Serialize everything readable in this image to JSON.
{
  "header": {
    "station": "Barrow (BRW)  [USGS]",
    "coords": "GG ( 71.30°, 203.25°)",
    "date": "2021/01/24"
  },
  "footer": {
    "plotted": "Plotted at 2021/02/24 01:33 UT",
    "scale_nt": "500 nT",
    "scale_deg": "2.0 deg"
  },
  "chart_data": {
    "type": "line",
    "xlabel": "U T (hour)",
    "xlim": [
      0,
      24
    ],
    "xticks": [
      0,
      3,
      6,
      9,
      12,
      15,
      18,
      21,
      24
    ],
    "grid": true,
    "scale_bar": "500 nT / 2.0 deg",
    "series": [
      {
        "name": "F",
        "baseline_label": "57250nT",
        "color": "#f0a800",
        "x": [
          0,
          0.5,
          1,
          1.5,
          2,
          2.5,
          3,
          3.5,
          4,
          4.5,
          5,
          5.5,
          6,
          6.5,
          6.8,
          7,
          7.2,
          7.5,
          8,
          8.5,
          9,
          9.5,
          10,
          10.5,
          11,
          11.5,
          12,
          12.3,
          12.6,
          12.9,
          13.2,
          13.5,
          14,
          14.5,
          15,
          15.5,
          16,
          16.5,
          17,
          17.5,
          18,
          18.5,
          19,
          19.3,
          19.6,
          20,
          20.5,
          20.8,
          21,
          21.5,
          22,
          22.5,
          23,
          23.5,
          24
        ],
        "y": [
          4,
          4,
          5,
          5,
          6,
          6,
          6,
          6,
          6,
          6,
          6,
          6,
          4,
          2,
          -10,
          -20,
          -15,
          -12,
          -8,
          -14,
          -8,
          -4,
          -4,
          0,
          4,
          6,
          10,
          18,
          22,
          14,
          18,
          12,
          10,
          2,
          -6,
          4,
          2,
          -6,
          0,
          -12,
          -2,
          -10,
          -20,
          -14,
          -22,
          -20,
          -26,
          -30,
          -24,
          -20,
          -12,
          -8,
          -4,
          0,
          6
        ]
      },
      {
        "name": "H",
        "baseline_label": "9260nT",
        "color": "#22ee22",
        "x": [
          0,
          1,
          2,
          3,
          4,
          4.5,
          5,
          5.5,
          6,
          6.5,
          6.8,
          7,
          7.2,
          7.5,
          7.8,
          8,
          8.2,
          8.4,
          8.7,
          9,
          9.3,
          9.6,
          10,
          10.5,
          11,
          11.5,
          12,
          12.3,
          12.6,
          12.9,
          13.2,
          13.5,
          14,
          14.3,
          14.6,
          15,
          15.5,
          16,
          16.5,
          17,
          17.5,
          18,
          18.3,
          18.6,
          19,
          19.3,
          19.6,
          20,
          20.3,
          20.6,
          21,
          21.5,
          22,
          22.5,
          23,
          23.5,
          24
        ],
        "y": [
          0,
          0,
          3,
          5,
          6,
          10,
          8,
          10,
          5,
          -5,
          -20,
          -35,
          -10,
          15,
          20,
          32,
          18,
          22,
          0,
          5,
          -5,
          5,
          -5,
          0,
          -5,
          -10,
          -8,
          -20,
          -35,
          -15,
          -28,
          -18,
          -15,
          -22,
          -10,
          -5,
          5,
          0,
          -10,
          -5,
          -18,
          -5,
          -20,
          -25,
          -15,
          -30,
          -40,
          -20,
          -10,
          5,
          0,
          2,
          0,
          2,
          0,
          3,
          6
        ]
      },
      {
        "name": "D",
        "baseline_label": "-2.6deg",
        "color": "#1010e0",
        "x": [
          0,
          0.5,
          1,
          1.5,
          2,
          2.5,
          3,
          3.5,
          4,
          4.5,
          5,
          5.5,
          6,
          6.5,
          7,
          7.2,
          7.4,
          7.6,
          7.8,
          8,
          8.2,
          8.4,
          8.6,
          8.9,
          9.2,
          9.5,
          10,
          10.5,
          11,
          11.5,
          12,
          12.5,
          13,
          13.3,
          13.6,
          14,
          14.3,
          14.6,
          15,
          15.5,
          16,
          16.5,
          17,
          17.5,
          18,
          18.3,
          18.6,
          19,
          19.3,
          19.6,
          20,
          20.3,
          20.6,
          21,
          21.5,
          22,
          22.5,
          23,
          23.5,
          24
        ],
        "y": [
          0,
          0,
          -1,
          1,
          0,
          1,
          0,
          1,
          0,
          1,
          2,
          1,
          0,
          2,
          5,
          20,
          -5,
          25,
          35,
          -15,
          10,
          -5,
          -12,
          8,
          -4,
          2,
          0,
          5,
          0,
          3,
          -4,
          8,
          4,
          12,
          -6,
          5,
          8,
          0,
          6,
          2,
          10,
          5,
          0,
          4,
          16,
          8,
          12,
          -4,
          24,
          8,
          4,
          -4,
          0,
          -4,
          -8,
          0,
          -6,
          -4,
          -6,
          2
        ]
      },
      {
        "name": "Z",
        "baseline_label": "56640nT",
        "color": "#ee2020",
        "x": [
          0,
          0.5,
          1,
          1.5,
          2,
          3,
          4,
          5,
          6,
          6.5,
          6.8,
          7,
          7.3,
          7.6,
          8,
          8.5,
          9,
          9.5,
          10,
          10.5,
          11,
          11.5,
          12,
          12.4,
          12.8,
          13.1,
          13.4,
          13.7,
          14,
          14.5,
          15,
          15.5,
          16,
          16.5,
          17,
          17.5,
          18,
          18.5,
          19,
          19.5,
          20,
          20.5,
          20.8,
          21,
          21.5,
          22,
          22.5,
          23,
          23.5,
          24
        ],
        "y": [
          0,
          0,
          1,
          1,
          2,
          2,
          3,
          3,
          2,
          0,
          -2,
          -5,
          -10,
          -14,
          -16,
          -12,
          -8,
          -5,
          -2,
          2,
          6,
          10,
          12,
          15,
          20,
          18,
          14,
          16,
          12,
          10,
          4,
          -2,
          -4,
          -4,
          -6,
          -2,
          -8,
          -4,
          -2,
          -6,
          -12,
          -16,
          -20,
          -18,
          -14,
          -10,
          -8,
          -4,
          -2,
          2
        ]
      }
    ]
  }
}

——————

→ **Task statement**: Which lines of the material contain the string "color"? List each of them.

→ **Result of this task**:
        "color": "#f0a800",
        "color": "#22ee22",
        "color": "#1010e0",
        "color": "#ee2020",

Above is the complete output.